Report every line in the listing below where the string "Hasulyo" shows up.
------
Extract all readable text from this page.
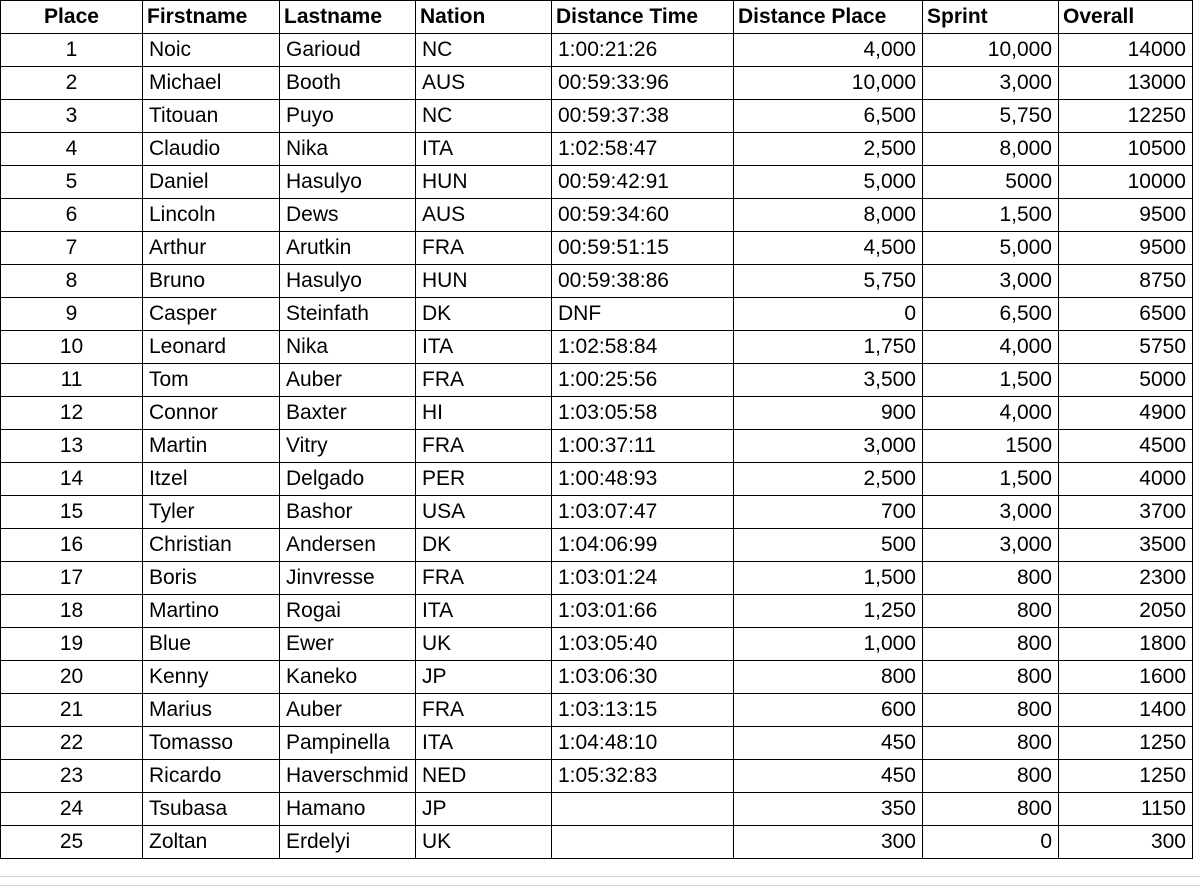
Place	Firstname	Lastname	Nation	Distance Time	Distance Place	Sprint	Overall
1	Noic	Garioud	NC	1:00:21:26	4,000	10,000	14000
2	Michael	Booth	AUS	00:59:33:96	10,000	3,000	13000
3	Titouan	Puyo	NC	00:59:37:38	6,500	5,750	12250
4	Claudio	Nika	ITA	1:02:58:47	2,500	8,000	10500
5	Daniel	Hasulyo	HUN	00:59:42:91	5,000	5000	10000
6	Lincoln	Dews	AUS	00:59:34:60	8,000	1,500	9500
7	Arthur	Arutkin	FRA	00:59:51:15	4,500	5,000	9500
8	Bruno	Hasulyo	HUN	00:59:38:86	5,750	3,000	8750
9	Casper	Steinfath	DK	DNF	0	6,500	6500
10	Leonard	Nika	ITA	1:02:58:84	1,750	4,000	5750
11	Tom	Auber	FRA	1:00:25:56	3,500	1,500	5000
12	Connor	Baxter	HI	1:03:05:58	900	4,000	4900
13	Martin	Vitry	FRA	1:00:37:11	3,000	1500	4500
14	Itzel	Delgado	PER	1:00:48:93	2,500	1,500	4000
15	Tyler	Bashor	USA	1:03:07:47	700	3,000	3700
16	Christian	Andersen	DK	1:04:06:99	500	3,000	3500
17	Boris	Jinvresse	FRA	1:03:01:24	1,500	800	2300
18	Martino	Rogai	ITA	1:03:01:66	1,250	800	2050
19	Blue	Ewer	UK	1:03:05:40	1,000	800	1800
20	Kenny	Kaneko	JP	1:03:06:30	800	800	1600
21	Marius	Auber	FRA	1:03:13:15	600	800	1400
22	Tomasso	Pampinella	ITA	1:04:48:10	450	800	1250
23	Ricardo	Haverschmid	NED	1:05:32:83	450	800	1250
24	Tsubasa	Hamano	JP		350	800	1150
25	Zoltan	Erdelyi	UK		300	0	300
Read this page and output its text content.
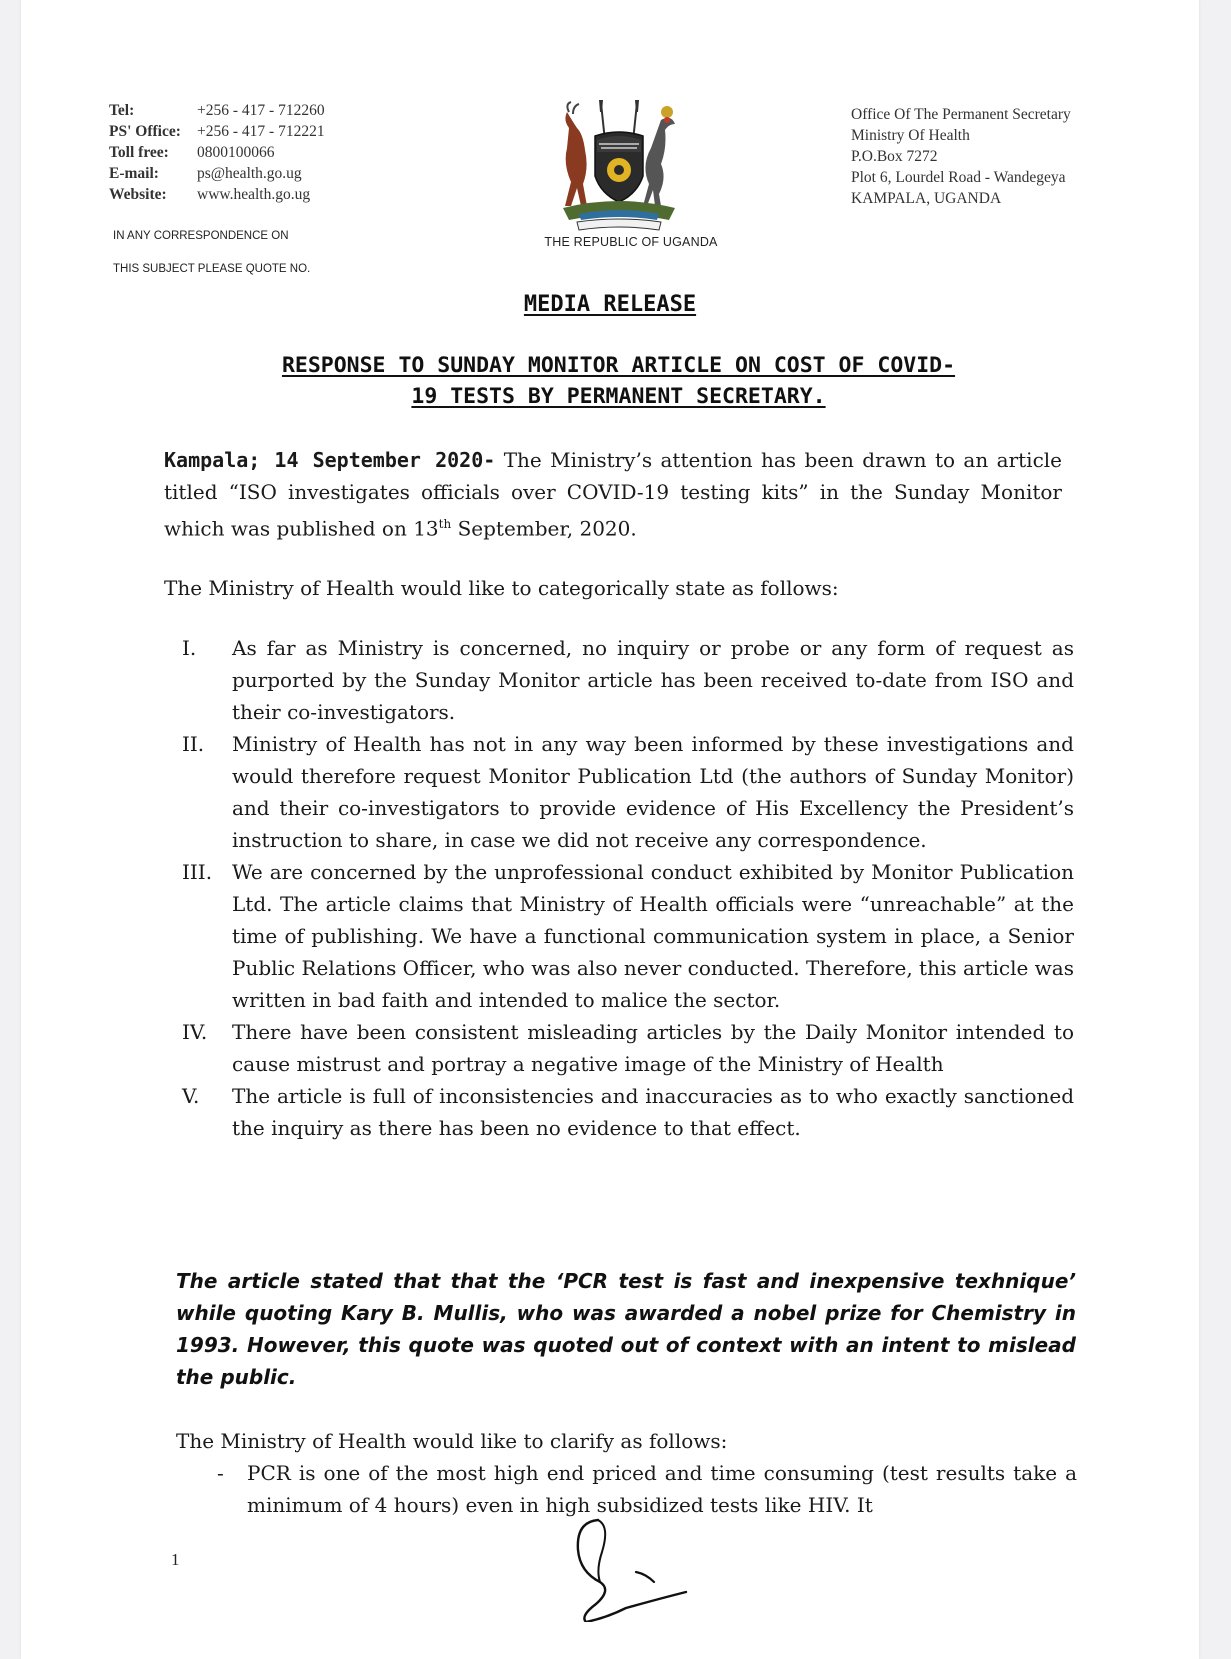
Tel:	+256 - 417 - 712260
PS' Office:	+256 - 417 - 712221
Toll free:	0800100066
E-mail:	ps@health.go.ug
Website:	www.health.go.ug
IN ANY CORRESPONDENCE ON
THIS SUBJECT PLEASE QUOTE NO.
THE REPUBLIC OF UGANDA
Office Of The Permanent Secretary
Ministry Of Health
P.O.Box 7272
Plot 6, Lourdel Road - Wandegeya
KAMPALA, UGANDA
MEDIA RELEASE
RESPONSE TO SUNDAY MONITOR ARTICLE ON COST OF COVID-
19 TESTS BY PERMANENT SECRETARY.
Kampala; 14 September 2020- The Ministry’s attention has been drawn to an article titled “ISO investigates officials over COVID-19 testing kits” in the Sunday Monitor which was published on 13th September, 2020.
The Ministry of Health would like to categorically state as follows:
I.	As far as Ministry is concerned, no inquiry or probe or any form of request as purported by the Sunday Monitor article has been received to-date from ISO and their co-investigators.
II.	Ministry of Health has not in any way been informed by these investigations and would therefore request Monitor Publication Ltd (the authors of Sunday Monitor) and their co-investigators to provide evidence of His Excellency the President’s instruction to share, in case we did not receive any correspondence.
III. We are concerned by the unprofessional conduct exhibited by Monitor Publication Ltd. The article claims that Ministry of Health officials were “unreachable” at the time of publishing. We have a functional communication system in place, a Senior Public Relations Officer, who was also never conducted. Therefore, this article was written in bad faith and intended to malice the sector.
IV.	There have been consistent misleading articles by the Daily Monitor intended to cause mistrust and portray a negative image of the Ministry of Health
V.	The article is full of inconsistencies and inaccuracies as to who exactly sanctioned the inquiry as there has been no evidence to that effect.
The article stated that that the ‘PCR test is fast and inexpensive texhnique’ while quoting Kary B. Mullis, who was awarded a nobel prize for Chemistry in 1993. However, this quote was quoted out of context with an intent to mislead the public.
The Ministry of Health would like to clarify as follows:
-	PCR is one of the most high end priced and time consuming (test results take a minimum of 4 hours) even in high subsidized tests like HIV. It
1
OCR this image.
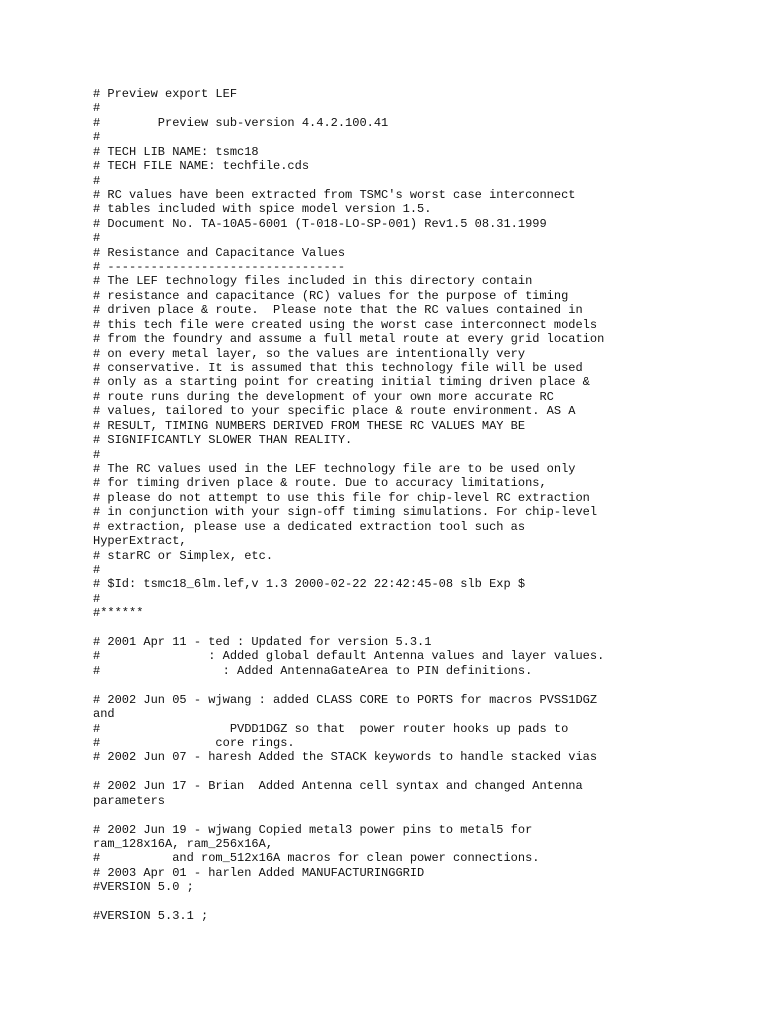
# Preview export LEF
#
#        Preview sub-version 4.4.2.100.41
#
# TECH LIB NAME: tsmc18
# TECH FILE NAME: techfile.cds
#
# RC values have been extracted from TSMC's worst case interconnect
# tables included with spice model version 1.5.
# Document No. TA-10A5-6001 (T-018-LO-SP-001) Rev1.5 08.31.1999
#
# Resistance and Capacitance Values
# ---------------------------------
# The LEF technology files included in this directory contain
# resistance and capacitance (RC) values for the purpose of timing
# driven place & route.  Please note that the RC values contained in
# this tech file were created using the worst case interconnect models
# from the foundry and assume a full metal route at every grid location
# on every metal layer, so the values are intentionally very
# conservative. It is assumed that this technology file will be used
# only as a starting point for creating initial timing driven place &
# route runs during the development of your own more accurate RC
# values, tailored to your specific place & route environment. AS A
# RESULT, TIMING NUMBERS DERIVED FROM THESE RC VALUES MAY BE
# SIGNIFICANTLY SLOWER THAN REALITY.
#
# The RC values used in the LEF technology file are to be used only
# for timing driven place & route. Due to accuracy limitations,
# please do not attempt to use this file for chip-level RC extraction
# in conjunction with your sign-off timing simulations. For chip-level
# extraction, please use a dedicated extraction tool such as
HyperExtract,
# starRC or Simplex, etc.
#
# $Id: tsmc18_6lm.lef,v 1.3 2000-02-22 22:42:45-08 slb Exp $
#
#******
# 2001 Apr 11 - ted : Updated for version 5.3.1
#               : Added global default Antenna values and layer values.
#                 : Added AntennaGateArea to PIN definitions.
# 2002 Jun 05 - wjwang : added CLASS CORE to PORTS for macros PVSS1DGZ
and
#                  PVDD1DGZ so that  power router hooks up pads to
#                core rings.
# 2002 Jun 07 - haresh Added the STACK keywords to handle stacked vias
# 2002 Jun 17 - Brian  Added Antenna cell syntax and changed Antenna
parameters
# 2002 Jun 19 - wjwang Copied metal3 power pins to metal5 for
ram_128x16A, ram_256x16A,
#          and rom_512x16A macros for clean power connections.
# 2003 Apr 01 - harlen Added MANUFACTURINGGRID
#VERSION 5.0 ;
#VERSION 5.3.1 ;
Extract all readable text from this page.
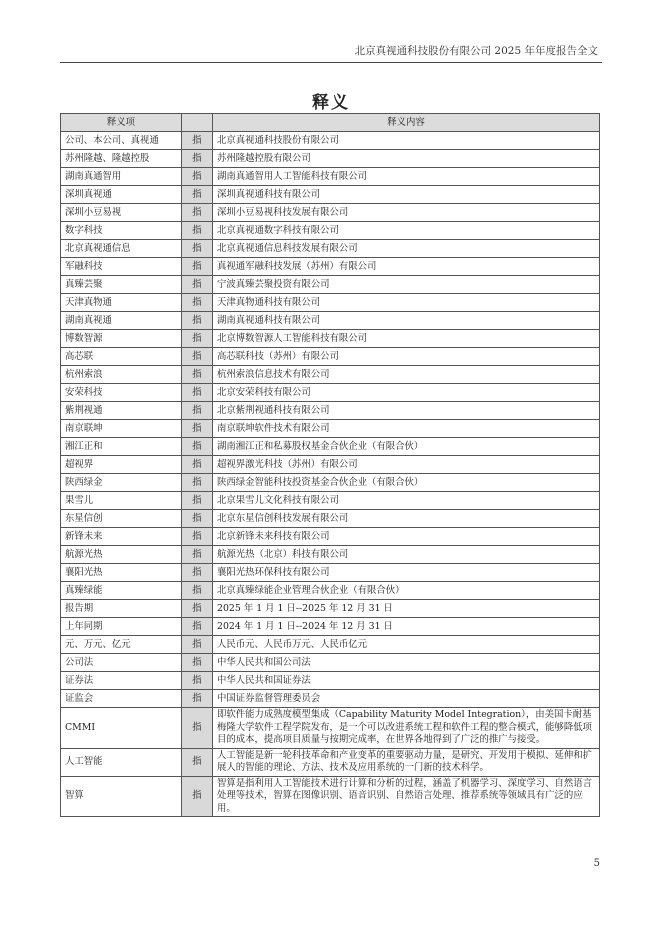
北京真视通科技股份有限公司 2025 年年度报告全文
释义
释义项		释义内容
公司、本公司、真视通	指	北京真视通科技股份有限公司
苏州隆越、隆越控股	指	苏州隆越控股有限公司
湖南真通智用	指	湖南真通智用人工智能科技有限公司
深圳真视通	指	深圳真视通科技有限公司
深圳小豆易视	指	深圳小豆易视科技发展有限公司
数字科技	指	北京真视通数字科技有限公司
北京真视通信息	指	北京真视通信息科技发展有限公司
军融科技	指	真视通军融科技发展（苏州）有限公司
真臻芸聚	指	宁波真臻芸聚投资有限公司
天津真物通	指	天津真物通科技有限公司
湖南真视通	指	湖南真视通科技有限公司
博数智源	指	北京博数智源人工智能科技有限公司
高芯联	指	高芯联科技（苏州）有限公司
杭州索浪	指	杭州索浪信息技术有限公司
安荣科技	指	北京安荣科技有限公司
紫荆视通	指	北京紫荆视通科技有限公司
南京联坤	指	南京联坤软件技术有限公司
湘江正和	指	湖南湘江正和私募股权基金合伙企业（有限合伙）
超视界	指	超视界激光科技（苏州）有限公司
陕西绿金	指	陕西绿金智能科技投资基金合伙企业（有限合伙）
果雪儿	指	北京果雪儿文化科技有限公司
东星信创	指	北京东星信创科技发展有限公司
新锋未来	指	北京新锋未来科技有限公司
航源光热	指	航源光热（北京）科技有限公司
襄阳光热	指	襄阳光热环保科技有限公司
真臻绿能	指	北京真臻绿能企业管理合伙企业（有限合伙）
报告期	指	2025 年 1 月 1 日--2025 年 12 月 31 日
上年同期	指	2024 年 1 月 1 日--2024 年 12 月 31 日
元、万元、亿元	指	人民币元、人民币万元、人民币亿元
公司法	指	中华人民共和国公司法
证券法	指	中华人民共和国证券法
证监会	指	中国证券监督管理委员会
CMMI	指	即软件能力成熟度模型集成（Capability Maturity Model Integration），由美国卡耐基梅隆大学软件工程学院发布，是一个可以改进系统工程和软件工程的整合模式，能够降低项目的成本，提高项目质量与按期完成率，在世界各地得到了广泛的推广与接受。
人工智能	指	人工智能是新一轮科技革命和产业变革的重要驱动力量，是研究、开发用于模拟、延伸和扩展人的智能的理论、方法、技术及应用系统的一门新的技术科学。
智算	指	智算是指利用人工智能技术进行计算和分析的过程，涵盖了机器学习、深度学习、自然语言处理等技术，智算在图像识别、语音识别、自然语言处理、推荐系统等领域具有广泛的应用。
5
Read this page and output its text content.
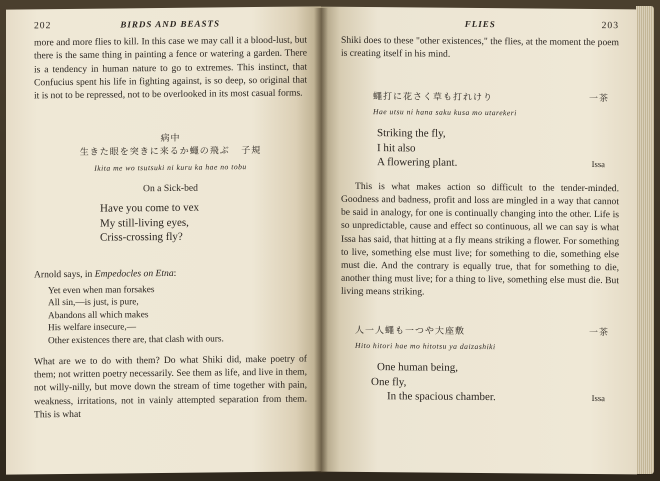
202	BIRDS AND BEASTS

more and more flies to kill. In this case we may call it a blood-lust, but there is the same thing in painting a fence or watering a garden. There is a tendency in human nature to go to extremes. This instinct, that Confucius spent his life in fighting against, is so deep, so original that it is not to be repressed, not to be overlooked in its most casual forms.

病中
生きた眼を突きに来るか蠅の飛ぶ 子規
Ikita me wo tsutsuki ni kuru ka hae no tobu
On a Sick-bed
Have you come to vex
My still-living eyes,
Criss-crossing fly?

Arnold says, in Empedocles on Etna:

Yet even when man forsakes
All sin,—is just, is pure,
Abandons all which makes
His welfare insecure,—
Other existences there are, that clash with ours.

What are we to do with them? Do what Shiki did, make poetry of them; not written poetry necessarily. See them as life, and live in them, not willy-nilly, but move down the stream of time together with pain, weakness, irritations, not in vainly attempted separation from them. This is what

FLIES	203

Shiki does to these "other existences," the flies, at the moment the poem is creating itself in his mind.

蠅打に花さく草も打れけり	一茶
Hae utsu ni hana saku kusa mo utarekeri
Striking the fly,
I hit also
A flowering plant.	Issa

This is what makes action so difficult to the tender-minded. Goodness and badness, profit and loss are mingled in a way that cannot be said in analogy, for one is continually changing into the other. Life is so unpredictable, cause and effect so continuous, all we can say is what Issa has said, that hitting at a fly means striking a flower. For something to live, something else must live; for something to die, something else must die. And the contrary is equally true, that for something to die, another thing must live; for a thing to live, something else must die. But living means striking.

人一人蠅も一つや大座敷	一茶
Hito hitori hae mo hitotsu ya daizashiki
One human being,
One fly,
In the spacious chamber.	Issa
------
= Solution to the exercise =
5	Daniel	Hasulyo	HUN	00:59:42:91	5,000	5000	10000
8	Bruno	Hasulyo	HUN	00:59:38:86	5,750	3,000	8750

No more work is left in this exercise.